> Text excerpt:
┄┄┄┄┄┄┄┄┄┄┄┄┄┄┄┄┄┄┄┄

Hey Guys
I'm hearing about Tata Indicom's new Wi-Fi service. They provide a PCMCIA Wi-Fi CDMA card that allows you to make calls and be connected to the Internet 24x7 from anywhere.
They say it supports Windows 98 SE, ME, 2000 and XP. Anyone tried it on Linux yet? Any inputs / feedback on the same, please let us know.
Thanks -- TAC Support Team
On 12/17/05, TAC Forums tac.forums@gmail.com wrote:
I'm hearing about Tata Indicom's new Wi-Fi service. They provide a PCMCIA Wi-Fi CDMA card that allows you to make calls and be connected to the Internet 24x7 from anywhere. They say it supports Windows 98 SE, ME, 2000 and XP. Anyone tried it on Linux yet? Any inputs / feedback on the same, please let us know.
AFAIR the card is Sierra Aircard 555 costing Rs 14K approx. The sierra website mentioned experimental support for Linux, the last time I visited. You might want to check that out. Reliance offers the same card at a similar cost. The call centre of both couldn't provide details regarding Linux support.

┄┄┄┄┄┄┄┄┄┄┄┄┄┄┄┄┄┄┄┄

> Supplied data:
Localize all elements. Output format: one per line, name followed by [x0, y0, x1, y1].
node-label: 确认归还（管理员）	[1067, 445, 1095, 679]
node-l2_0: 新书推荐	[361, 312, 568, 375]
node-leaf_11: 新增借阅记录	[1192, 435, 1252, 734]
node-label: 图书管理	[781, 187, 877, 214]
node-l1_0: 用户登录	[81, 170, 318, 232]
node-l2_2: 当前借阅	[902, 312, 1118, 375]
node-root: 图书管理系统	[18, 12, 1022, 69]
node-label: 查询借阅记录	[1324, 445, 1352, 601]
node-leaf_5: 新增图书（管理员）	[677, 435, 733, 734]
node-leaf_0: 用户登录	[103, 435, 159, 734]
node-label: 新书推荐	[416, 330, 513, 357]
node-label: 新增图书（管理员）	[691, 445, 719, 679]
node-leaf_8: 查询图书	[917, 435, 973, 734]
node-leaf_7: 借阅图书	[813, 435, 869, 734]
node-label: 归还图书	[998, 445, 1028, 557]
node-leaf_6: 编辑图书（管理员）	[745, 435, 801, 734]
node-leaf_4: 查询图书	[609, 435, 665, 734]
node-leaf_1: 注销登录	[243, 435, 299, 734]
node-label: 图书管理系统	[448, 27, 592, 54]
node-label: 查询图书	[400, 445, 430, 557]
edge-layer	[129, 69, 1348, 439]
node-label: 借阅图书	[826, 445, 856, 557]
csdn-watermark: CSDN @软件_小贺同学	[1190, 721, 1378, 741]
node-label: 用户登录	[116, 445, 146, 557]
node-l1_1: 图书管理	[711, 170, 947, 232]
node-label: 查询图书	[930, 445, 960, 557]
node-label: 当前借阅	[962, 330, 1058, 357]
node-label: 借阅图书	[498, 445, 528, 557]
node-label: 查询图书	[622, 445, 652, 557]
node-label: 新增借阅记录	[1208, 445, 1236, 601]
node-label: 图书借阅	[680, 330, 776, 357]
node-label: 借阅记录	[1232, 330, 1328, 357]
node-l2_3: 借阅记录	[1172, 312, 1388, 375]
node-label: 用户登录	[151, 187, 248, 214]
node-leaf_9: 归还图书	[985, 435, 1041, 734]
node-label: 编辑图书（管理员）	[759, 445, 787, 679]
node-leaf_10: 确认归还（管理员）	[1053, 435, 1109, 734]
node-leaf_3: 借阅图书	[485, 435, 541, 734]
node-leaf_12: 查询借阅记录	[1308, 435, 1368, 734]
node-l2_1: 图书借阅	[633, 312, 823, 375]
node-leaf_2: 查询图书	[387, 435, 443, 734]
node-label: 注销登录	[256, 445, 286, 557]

┄┄┄┄┄┄┄┄┄┄┄┄┄┄┄┄┄┄┄┄

> Requirement 1:
In the forum post about Tata Indicom's Wi-Fi service, which card model does the reply name?
> Requirement 2:
List every Windows version that the forum post about Tata Indicom's Wi-Fi service says the card supports.
> Requirement 3:
Reproduce the passage of the forum post about Tata Indicom's Wi-Fi service starting at "AFAIR the card" and ending at "regarding Linux support.".

> Task answer 1:
Sierra Aircard 555

> Task answer 2:
Windows 98 SE, ME, 2000, XP

> Task answer 3:
AFAIR the card is Sierra Aircard 555 costing Rs 14K approx. The sierra website mentioned experimental support for Linux, the last time I visited. You might want to check that out. Reliance offers the same card at a similar cost. The call centre of both couldn't provide details regarding Linux support.